- To be done:
Emit the entire listing verbatim.

Saved entries:
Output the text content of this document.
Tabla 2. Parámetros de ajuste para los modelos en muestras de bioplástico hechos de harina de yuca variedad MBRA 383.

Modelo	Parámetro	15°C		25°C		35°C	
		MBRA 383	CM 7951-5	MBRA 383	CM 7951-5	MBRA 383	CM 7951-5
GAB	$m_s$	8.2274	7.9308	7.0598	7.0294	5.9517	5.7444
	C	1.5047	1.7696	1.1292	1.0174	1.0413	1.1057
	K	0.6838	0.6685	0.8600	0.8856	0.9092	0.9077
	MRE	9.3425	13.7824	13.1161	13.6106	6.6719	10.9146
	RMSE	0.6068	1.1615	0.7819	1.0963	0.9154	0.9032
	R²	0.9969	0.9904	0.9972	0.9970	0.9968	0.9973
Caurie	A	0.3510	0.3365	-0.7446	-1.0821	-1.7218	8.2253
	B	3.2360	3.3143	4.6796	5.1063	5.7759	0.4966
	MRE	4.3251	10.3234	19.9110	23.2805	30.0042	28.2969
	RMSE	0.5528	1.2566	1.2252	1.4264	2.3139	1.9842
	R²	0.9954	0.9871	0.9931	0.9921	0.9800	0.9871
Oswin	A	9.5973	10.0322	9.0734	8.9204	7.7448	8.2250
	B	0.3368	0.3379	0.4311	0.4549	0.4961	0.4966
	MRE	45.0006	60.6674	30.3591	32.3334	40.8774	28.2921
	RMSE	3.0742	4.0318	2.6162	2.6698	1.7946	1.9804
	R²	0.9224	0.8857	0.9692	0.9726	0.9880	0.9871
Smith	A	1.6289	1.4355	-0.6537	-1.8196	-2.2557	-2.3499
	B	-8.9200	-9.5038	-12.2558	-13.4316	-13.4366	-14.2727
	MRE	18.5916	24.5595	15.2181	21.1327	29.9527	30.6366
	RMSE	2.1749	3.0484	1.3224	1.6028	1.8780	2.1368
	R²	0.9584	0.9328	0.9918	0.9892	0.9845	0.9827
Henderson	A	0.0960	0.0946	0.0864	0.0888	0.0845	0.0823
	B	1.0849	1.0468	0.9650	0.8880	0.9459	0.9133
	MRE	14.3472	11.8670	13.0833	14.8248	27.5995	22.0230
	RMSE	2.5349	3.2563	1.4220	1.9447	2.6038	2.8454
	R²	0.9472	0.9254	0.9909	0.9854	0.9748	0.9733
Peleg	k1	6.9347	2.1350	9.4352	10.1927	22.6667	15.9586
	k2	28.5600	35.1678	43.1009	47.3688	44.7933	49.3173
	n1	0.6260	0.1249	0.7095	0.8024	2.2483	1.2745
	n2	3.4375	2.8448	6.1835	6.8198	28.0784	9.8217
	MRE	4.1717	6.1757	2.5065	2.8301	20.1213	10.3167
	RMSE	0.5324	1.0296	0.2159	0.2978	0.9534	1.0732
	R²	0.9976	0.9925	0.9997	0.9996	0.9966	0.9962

- Finished exercise:
Output the text content of this document.
Tabla 2. Parámetros de ajuste para los modelos en muestras de bioplástico hechos de harina de yuca variedad MBRA 383.

Modelo	Parámetro	15°C		25°C		35°C	
		MBRA 383	CM 7951-5	MBRA 383	CM 7951-5	MBRA 383	CM 7951-5
GAB	$m_s$	8.2274	7.9308	7.0598	7.0294	5.9517	5.7444
	C	1.5047	1.7696	1.1292	1.0174	1.0413	1.1057
	K	0.6838	0.6685	0.8600	0.8856	0.9092	0.9077
	MRE	9.3425	13.7824	13.1161	13.6106	6.6719	10.9146
	RMSE	0.6068	1.1615	0.7819	1.0963	0.9154	0.9032
	R²	0.9969	0.9904	0.9972	0.9970	0.9968	0.9973
Caurie	A	0.3510	0.3365	-0.7446	-1.0821	-1.7218	8.2253
	B	3.2360	3.3143	4.6796	5.1063	5.7759	0.4966
	MRE	4.3251	10.3234	19.9110	23.2805	30.0042	28.2969
	RMSE	0.5528	1.2566	1.2252	1.4264	2.3139	1.9842
	R²	0.9954	0.9871	0.9931	0.9921	0.9800	0.9871
Oswin	A	9.5973	10.0322	9.0734	8.9204	7.7448	8.2250
	B	0.3368	0.3379	0.4311	0.4549	0.4961	0.4966
	MRE	45.0006	60.6674	30.3591	32.3334	40.8774	28.2921
	RMSE	3.0742	4.0318	2.6162	2.6698	1.7946	1.9804
	R²	0.9224	0.8857	0.9692	0.9726	0.9880	0.9871
Smith	A	1.6289	1.4355	-0.6537	-1.8196	-2.2557	-2.3499
	B	-8.9200	-9.5038	-12.2558	-13.4316	-13.4366	-14.2727
	MRE	18.5916	24.5595	15.2181	21.1327	29.9527	30.6366
	RMSE	2.1749	3.0484	1.3224	1.6028	1.8780	2.1368
	R²	0.9584	0.9328	0.9918	0.9892	0.9845	0.9827
Henderson	A	0.0960	0.0946	0.0864	0.0888	0.0845	0.0823
	B	1.0849	1.0468	0.9650	0.8880	0.9459	0.9133
	MRE	14.3472	11.8670	13.0833	14.8248	27.5995	22.0230
	RMSE	2.5349	3.2563	1.4220	1.9447	2.6038	2.8454
	R²	0.9472	0.9254	0.9909	0.9854	0.9748	0.9733
Peleg	k1	6.9347	2.1350	9.4352	10.1927	22.6667	15.9586
	k2	28.5600	35.1678	43.1009	47.3688	44.7933	49.3173
	n1	0.6260	0.1249	0.7095	0.8024	2.2483	1.2745
	n2	3.4375	2.8448	6.1835	6.8198	28.0784	9.8217
	MRE	4.1717	6.1757	2.5065	2.8301	20.1213	10.3167
	RMSE	0.5324	1.0296	0.2159	0.2978	0.9534	1.0732
	R²	0.9976	0.9925	0.9997	0.9996	0.9966	0.9962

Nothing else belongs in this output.